▶ _What is needed_
Transcribe the entries that follow exactly as they appear, minus pictures.

▶ _Material to process_
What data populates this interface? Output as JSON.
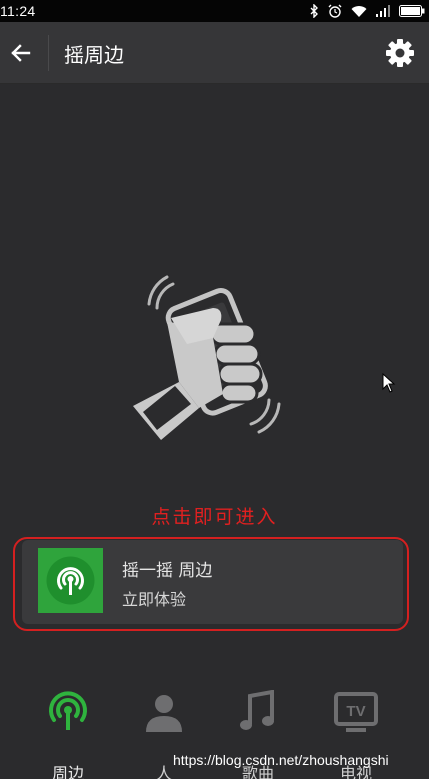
{
  "status_bar": {
    "time": "11:24"
  },
  "nav": {
    "title": "摇周边"
  },
  "hint": {
    "text": "点击即可进入"
  },
  "entry": {
    "title": "摇一摇 周边",
    "subtitle": "立即体验"
  },
  "tabs": [
    {
      "label": "周边",
      "icon": "radar-icon",
      "active": true
    },
    {
      "label": "人",
      "icon": "person-icon",
      "active": false
    },
    {
      "label": "歌曲",
      "icon": "music-note-icon",
      "active": false
    },
    {
      "label": "电视",
      "icon": "tv-icon",
      "active": false
    }
  ],
  "watermark": {
    "text": "https://blog.csdn.net/zhoushangshi"
  },
  "colors": {
    "accent_green": "#2fa43c",
    "hint_red": "#e02020",
    "background": "#2b2b2d",
    "nav_background": "#363638"
  }
}
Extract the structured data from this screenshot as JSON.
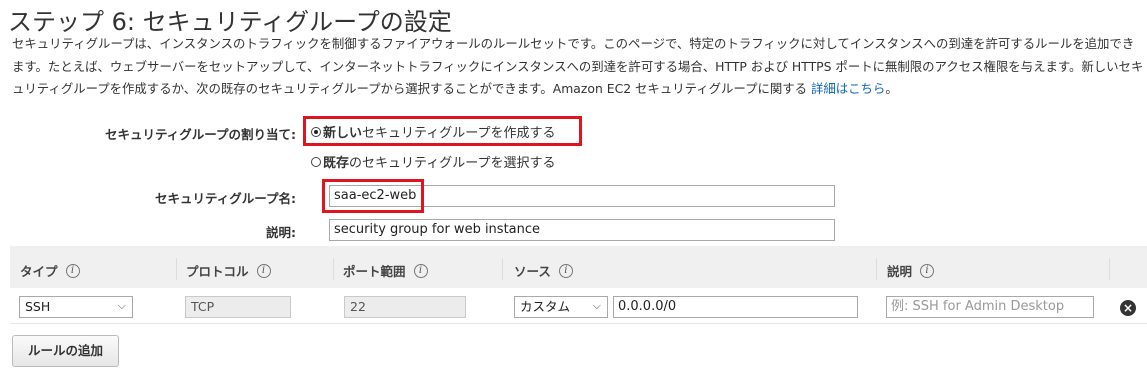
{
  "page": {
    "title": "ステップ 6: セキュリティグループの設定",
    "description_part1": "セキュリティグループは、インスタンスのトラフィックを制御するファイアウォールのルールセットです。このページで、特定のトラフィックに対してインスタンスへの到達を許可するルールを追加できます。たとえば、ウェブサーバーをセットアップして、インターネットトラフィックにインスタンスへの到達を許可する場合、HTTP および HTTPS ポートに無制限のアクセス権限を与えます。新しいセキュリティグループを作成するか、次の既存のセキュリティグループから選択することができます。Amazon EC2 セキュリティグループに関する",
    "description_link": "詳細はこちら",
    "description_end": "。"
  },
  "assign": {
    "label": "セキュリティグループの割り当て:",
    "option_new_bold": "新しい",
    "option_new_rest": "セキュリティグループを作成する",
    "option_existing_bold": "既存",
    "option_existing_rest": "のセキュリティグループを選択する"
  },
  "group_name": {
    "label": "セキュリティグループ名:",
    "value": "saa-ec2-web"
  },
  "group_desc": {
    "label": "説明:",
    "value": "security group for web instance"
  },
  "table": {
    "headers": {
      "type": "タイプ",
      "protocol": "プロトコル",
      "port": "ポート範囲",
      "source": "ソース",
      "description": "説明"
    },
    "info_glyph": "i",
    "row": {
      "type": "SSH",
      "protocol": "TCP",
      "port": "22",
      "source_mode": "カスタム",
      "source_cidr": "0.0.0.0/0",
      "description_placeholder": "例: SSH for Admin Desktop"
    }
  },
  "add_rule_label": "ルールの追加",
  "colors": {
    "highlight": "#e0141e",
    "link": "#1166bb",
    "header_bg": "#f0f0f0"
  },
  "icons": {
    "dropdown": "chevron-down-icon",
    "delete": "close-circle-icon",
    "info": "info-icon"
  }
}
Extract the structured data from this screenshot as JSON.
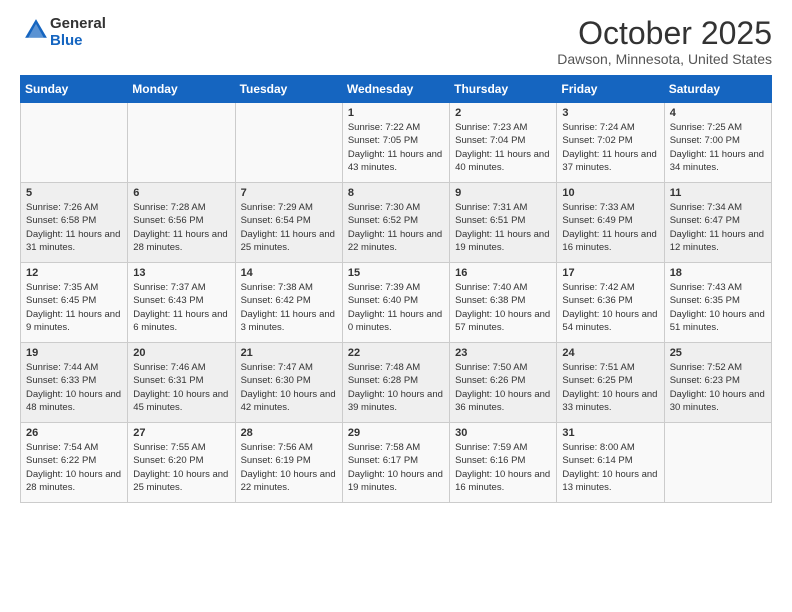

▶ _Task solution_
What data populates this interface? Output as JSON.
{
  "status_bar": {
    "time": "11:24"
  },
  "nav": {
    "title": "摇周边"
  },
  "hint": {
    "text": "点击即可进入"
  },
  "entry": {
    "title": "摇一摇 周边",
    "subtitle": "立即体验"
  },
  "tabs": [
    {
      "label": "周边",
      "icon": "radar-icon",
      "active": true
    },
    {
      "label": "人",
      "icon": "person-icon",
      "active": false
    },
    {
      "label": "歌曲",
      "icon": "music-note-icon",
      "active": false
    },
    {
      "label": "电视",
      "icon": "tv-icon",
      "active": false
    }
  ],
  "watermark": {
    "text": "https://blog.csdn.net/zhoushangshi"
  },
  "colors": {
    "accent_green": "#2fa43c",
    "hint_red": "#e02020",
    "background": "#2b2b2d",
    "nav_background": "#363638"
  }
}
Extract the structured data from this screenshot as JSON.
{
  "page": {
    "title": "ステップ 6: セキュリティグループの設定",
    "description_part1": "セキュリティグループは、インスタンスのトラフィックを制御するファイアウォールのルールセットです。このページで、特定のトラフィックに対してインスタンスへの到達を許可するルールを追加できます。たとえば、ウェブサーバーをセットアップして、インターネットトラフィックにインスタンスへの到達を許可する場合、HTTP および HTTPS ポートに無制限のアクセス権限を与えます。新しいセキュリティグループを作成するか、次の既存のセキュリティグループから選択することができます。Amazon EC2 セキュリティグループに関する",
    "description_link": "詳細はこちら",
    "description_end": "。"
  },
  "assign": {
    "label": "セキュリティグループの割り当て:",
    "option_new_bold": "新しい",
    "option_new_rest": "セキュリティグループを作成する",
    "option_existing_bold": "既存",
    "option_existing_rest": "のセキュリティグループを選択する"
  },
  "group_name": {
    "label": "セキュリティグループ名:",
    "value": "saa-ec2-web"
  },
  "group_desc": {
    "label": "説明:",
    "value": "security group for web instance"
  },
  "table": {
    "headers": {
      "type": "タイプ",
      "protocol": "プロトコル",
      "port": "ポート範囲",
      "source": "ソース",
      "description": "説明"
    },
    "info_glyph": "i",
    "row": {
      "type": "SSH",
      "protocol": "TCP",
      "port": "22",
      "source_mode": "カスタム",
      "source_cidr": "0.0.0.0/0",
      "description_placeholder": "例: SSH for Admin Desktop"
    }
  },
  "add_rule_label": "ルールの追加",
  "colors": {
    "highlight": "#e0141e",
    "link": "#1166bb",
    "header_bg": "#f0f0f0"
  },
  "icons": {
    "dropdown": "chevron-down-icon",
    "delete": "close-circle-icon",
    "info": "info-icon"
  }
}
Extract the structured data from this screenshot as JSON.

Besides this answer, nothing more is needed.